What the exercise asks = Copy all of the material exactly. Pictures are not to appear in the copy.

Saved entries:
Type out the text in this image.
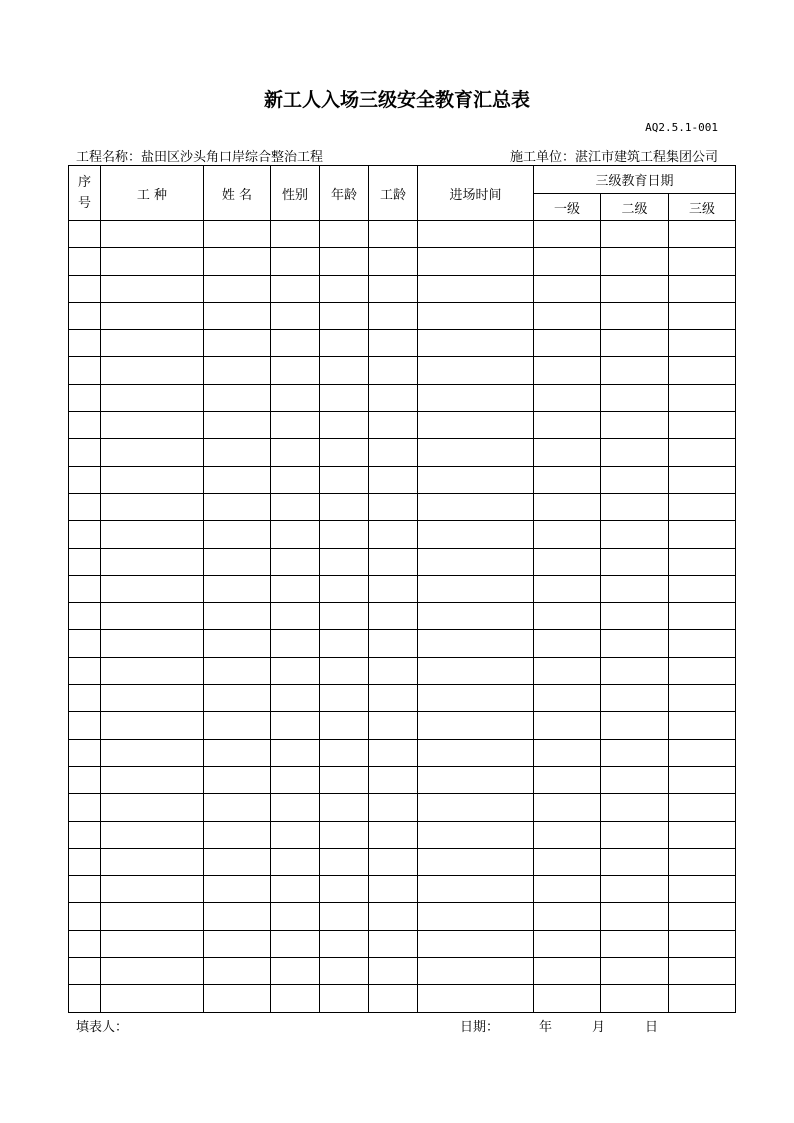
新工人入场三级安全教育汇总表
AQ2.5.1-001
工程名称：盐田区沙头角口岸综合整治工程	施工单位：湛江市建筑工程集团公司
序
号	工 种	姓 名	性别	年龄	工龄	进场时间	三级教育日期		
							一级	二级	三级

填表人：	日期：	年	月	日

Solved problem =
Type out the text in this image.
新工人入场三级安全教育汇总表
AQ2.5.1-001
工程名称：盐田区沙头角口岸综合整治工程	施工单位：湛江市建筑工程集团公司
序
号	工 种	姓 名	性别	年龄	工龄	进场时间	三级教育日期		
							一级	二级	三级

填表人：	日期：	年	月	日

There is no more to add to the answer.